■ Task instructions ■
a) From the passage on Java exceptions, list every type that it says can be thrown with the throw keyword.
b) Resume the passage on Java exceptions, picking up right after its final sentence.

■ Text section ■
═══

Java provides many exception classes, most of which have quite descriptive names. There are two ways to get information about an exception. The first is from the type of the exception itself. The next is from information that you can get from the exception object. Class Throwable (at the top of the inheritance tree for exceptions) provides its descendants with some methods that are useful in exception handlers. One of these is printStackTrace(). As expected, if you call an exception object's printStackTrace() method, as in the earlier example, a stack trace from where the exception occurred will be printed.

We discussed that a call stack builds upward with the most recently called method at the top. You will notice that the printStackTrace() method prints the most recently entered method first and continues down, printing the name of each method as it works its way down the call stack (this is called unwinding the stack) from the top.

For the exam, it is not necessary to know any of the methods contained in the Throwable classes, including Exception and Error. You are expected to know that Exception, Error, RuntimeException, and Throwable types can all be thrown using the throw keyword, and can all be caught (although you rarely will catch anything other than Exception subtypes).

Handling an Entire Class Hierarchy of Exceptions

We've discussed that the catch keyword allows you to specify a particular type of exception to catch. You can actually catch more than one type of exception in a single catch clause. If the exception class that you specify in the catch clause has no subclasses, then only the specified class of exception will be caught. However, if the class specified in the catch clause does have subclasses, any exception object that subclasses the specified class will be caught as well.

═══

■ Data lines ■
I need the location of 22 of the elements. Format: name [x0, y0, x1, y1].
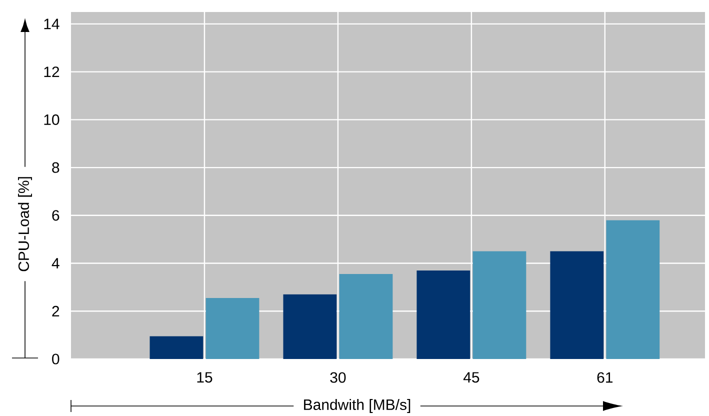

═══

■ Answers to the exercises ■
a) Exception, Error, RuntimeException, Throwable

b)
For example, class IndexOutOfBoundsException has two subclasses, ArrayIndexOutOfBoundsException and StringIndexOutOfBoundsException. You may want to write one exception handler that deals with exceptions produced by either type of boundary error, but you might not be concerned with which exception you actually have. In this case, you could write a catch clause like the following:

 try {   // Some code here that can throw a boundary exception } catch (IndexOutofBoundsException e) {   e.printStackTrace (); } 

If any code in the try block throws Array IndexOutOf BoundsException or StringIndexOutOfBoundsException, the exception will be caught and handled. This can be convenient, but it should be used sparingly. By specifying an exception class's superclass in your catch clause, you're discarding valuable information about the exception. You can, of course, find out exactly what exception class you have, but if you're going to do that, you're better off writing a separate catch clause for each exception type of interest.

 try {   // some code } catch (Exception e) {   e.printStackTrace(); } 

Exception Matching

If you have an exception hierarchy composed of a superclass exception and a number of subtypes, and you're interested in handling one of the subtypes in a special way but want to handle all the rest together, you need write only two catch clauses.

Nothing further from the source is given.